Return the listing below exactly, with the pictures dropped.

[Extracted data entries]
============

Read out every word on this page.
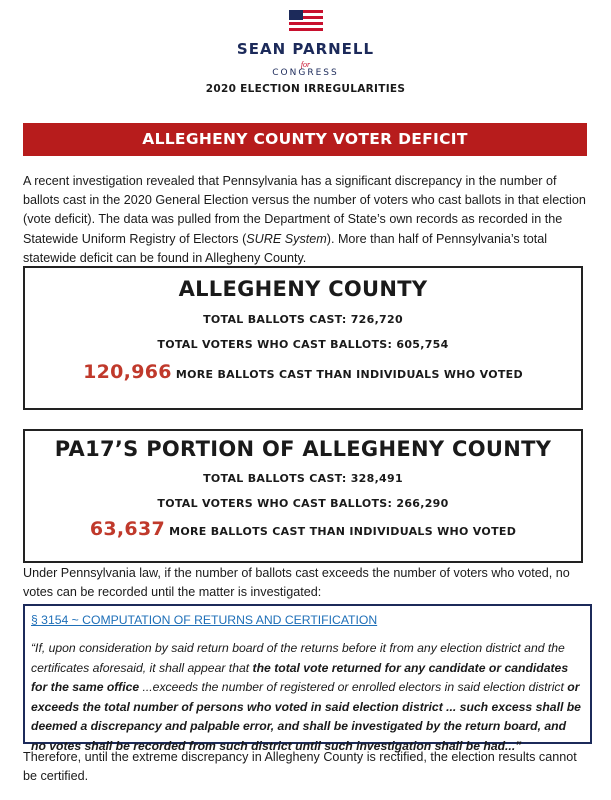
SEAN PARNELL
for
CONGRESS
2020 ELECTION IRREGULARITIES
ALLEGHENY COUNTY VOTER DEFICIT
A recent investigation revealed that Pennsylvania has a significant discrepancy in the number of ballots cast in the 2020 General Election versus the number of voters who cast ballots in that election (vote deficit). The data was pulled from the Department of State’s own records as recorded in the Statewide Uniform Registry of Electors (SURE System). More than half of Pennsylvania’s total statewide deficit can be found in Allegheny County.
ALLEGHENY COUNTY
TOTAL BALLOTS CAST: 726,720
TOTAL VOTERS WHO CAST BALLOTS: 605,754
120,966 MORE BALLOTS CAST THAN INDIVIDUALS WHO VOTED
PA17’S PORTION OF ALLEGHENY COUNTY
TOTAL BALLOTS CAST: 328,491
TOTAL VOTERS WHO CAST BALLOTS: 266,290
63,637 MORE BALLOTS CAST THAN INDIVIDUALS WHO VOTED
Under Pennsylvania law, if the number of ballots cast exceeds the number of voters who voted, no votes can be recorded until the matter is investigated:
§ 3154 ~ COMPUTATION OF RETURNS AND CERTIFICATION
“If, upon consideration by said return board of the returns before it from any election district and the certificates aforesaid, it shall appear that the total vote returned for any candidate or candidates for the same office ...exceeds the number of registered or enrolled electors in said election district or exceeds the total number of persons who voted in said election district ... such excess shall be deemed a discrepancy and palpable error, and shall be investigated by the return board, and no votes shall be recorded from such district until such investigation shall be had...”
Therefore, until the extreme discrepancy in Allegheny County is rectified, the election results cannot be certified.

============

__TASK RESPONSE__.
Read out every word on this page.
SEAN PARNELL
for
CONGRESS
2020 ELECTION IRREGULARITIES
ALLEGHENY COUNTY VOTER DEFICIT
A recent investigation revealed that Pennsylvania has a significant discrepancy in the number of ballots cast in the 2020 General Election versus the number of voters who cast ballots in that election (vote deficit). The data was pulled from the Department of State’s own records as recorded in the Statewide Uniform Registry of Electors (SURE System). More than half of Pennsylvania’s total statewide deficit can be found in Allegheny County.
ALLEGHENY COUNTY
TOTAL BALLOTS CAST: 726,720
TOTAL VOTERS WHO CAST BALLOTS: 605,754
120,966 MORE BALLOTS CAST THAN INDIVIDUALS WHO VOTED
PA17’S PORTION OF ALLEGHENY COUNTY
TOTAL BALLOTS CAST: 328,491
TOTAL VOTERS WHO CAST BALLOTS: 266,290
63,637 MORE BALLOTS CAST THAN INDIVIDUALS WHO VOTED
Under Pennsylvania law, if the number of ballots cast exceeds the number of voters who voted, no votes can be recorded until the matter is investigated:
§ 3154 ~ COMPUTATION OF RETURNS AND CERTIFICATION
“If, upon consideration by said return board of the returns before it from any election district and the certificates aforesaid, it shall appear that the total vote returned for any candidate or candidates for the same office ...exceeds the number of registered or enrolled electors in said election district or exceeds the total number of persons who voted in said election district ... such excess shall be deemed a discrepancy and palpable error, and shall be investigated by the return board, and no votes shall be recorded from such district until such investigation shall be had...”
Therefore, until the extreme discrepancy in Allegheny County is rectified, the election results cannot be certified.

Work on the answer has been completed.